* SELECTED EXTRACT

BEGIN

Uploaded image for project: 'Livy'
  1. Livy
  2. LIVY-504

Livy pyspark sqlContext behavior does not match pyspark shell

    XMLWordPrintableJSON

    Details

    • Type: Bug
    • Status: Open
    • Priority: Major
    • Resolution: Unresolved
    • Affects Version/s: 0.5.0
    • Fix Version/s: None
    • Component/s: Core
    • Labels:
      None
    • Environment:
      AWS EMR 5.16.0

      Description

      On 0.5.0 I'm seeing inconsistent behavior through Livy regarding the spark context and sqlContext compared to the pyspark shell.

      For example running this through the pyspark shell works:

      [root@ip-10-0-0-32 ~]# pyspark
      Python 2.7.14 (default, May 2 2018, 18:31:34)
      [GCC 4.8.5 20150623 (Red Hat 4.8.5-11)] on linux2
      Type "help", "copyright", "credits" or "license" for more information.
      18/08/28 18:50:37 WARN Client: Neither spark.yarn.jars nor spark.yarn.archive is set, falling back to uploading libraries under SPARK_HOME.
      Welcome to
      ____ __
      / __/__ ___ _____/ /__
      _\ \/ _ \/ _ `/ __/ '_/
      /__ / .__/\_,_/_/ /_/\_\ version 2.3.1
      /_/
      
      Using Python version 2.7.14 (default, May 2 2018 18:31:34)
      SparkSession available as 'spark'.
      >>> from pyspark.sql import SQLContext
      >>> my_sql_context = SQLContext.getOrCreate(sc)
      >>> df = my_sql_context.read.parquet('s3://my-bucket/mydata.parquet')
      >>> print(df.count())
      67556724
      

      But through Livy, the same code throws an exception

      from pyspark.sql import SQLContext
      my_sql_context = SQLContext.getOrCreate(sc)
      df = my_sql_context.read.parquet('s3://my-bucket/mydata.parquet')
      
      'JavaMember' object has no attribute 'read'
      Traceback (most recent call last):
        File "/usr/lib/spark/python/lib/pyspark.zip/pyspark/sql/context.py", line 433, in read
          return DataFrameReader(self)

END

* DATA SHOWN
BEGIN

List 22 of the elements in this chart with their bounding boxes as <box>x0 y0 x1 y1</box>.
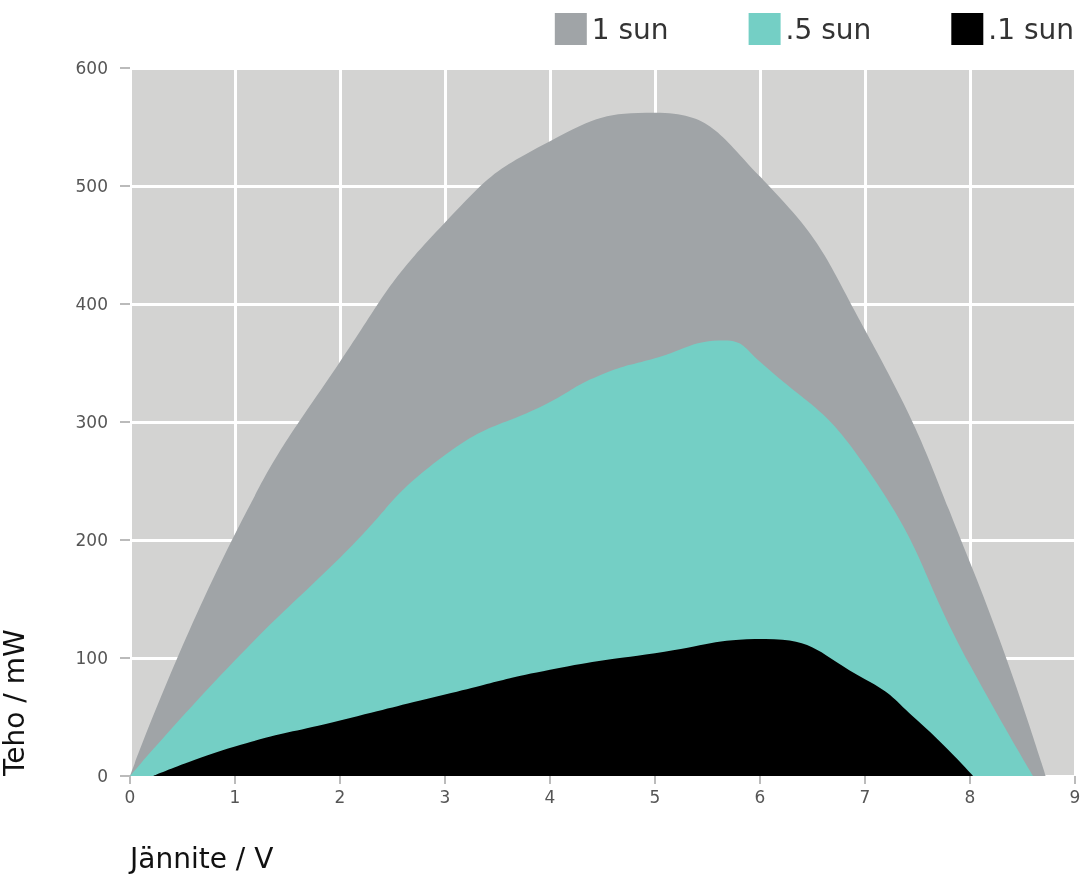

END

* EXERCISE DETAILS
Can you pick up the Livy bug report on the pyspark sqlContext exception and keep writing from the point where it stops?

* RESPONSE
        File "/usr/lib/spark/python/lib/pyspark.zip/pyspark/sql/readwriter.py", line 70, in __init__
          self._jreader = spark._ssql_ctx.read()
      AttributeError: 'JavaMember' object has no attribute 'read'

      Also trying to use the default initialized sqlContext throws the same error

      df = sqlContext.read.parquet('s3://my-bucket/mydata.parquet')
      
      'JavaMember' object has no attribute 'read'
      Traceback (most recent call last):
        File "/usr/lib/spark/python/lib/pyspark.zip/pyspark/sql/context.py", line 433, in read
          return DataFrameReader(self)
        File "/usr/lib/spark/python/lib/pyspark.zip/pyspark/sql/readwriter.py", line 70, in __init__
          self._jreader = spark._ssql_ctx.read()
      AttributeError: 'JavaMember' object has no attribute 'read'

      In both the spark shell and the livy versions, the objects look the same.

      pyspark shell:

      >>> print(sc)
      <SparkContext master=yarn appName=PySparkShell>
      >>> print(sqlContext)
      <pyspark.sql.context.SQLContext object at 0x7fd15dfc3450>
      >>> print(my_sql_context)
      <pyspark.sql.context.SQLContext object at 0x7fd15dfc3450>

      livy:

      print(sc)
      <SparkContext master=yarn appName=livy-session-1>
      
      print(sqlContext)
      <pyspark.sql.context.SQLContext object at 0x7f478c06b850>
      
      print(my_sql_context)
      <pyspark.sql.context.SQLContext object at 0x7f478c06b850>

      I'm running this through sparkmagic but also have confirmed this is the same behavior when calling the api directly.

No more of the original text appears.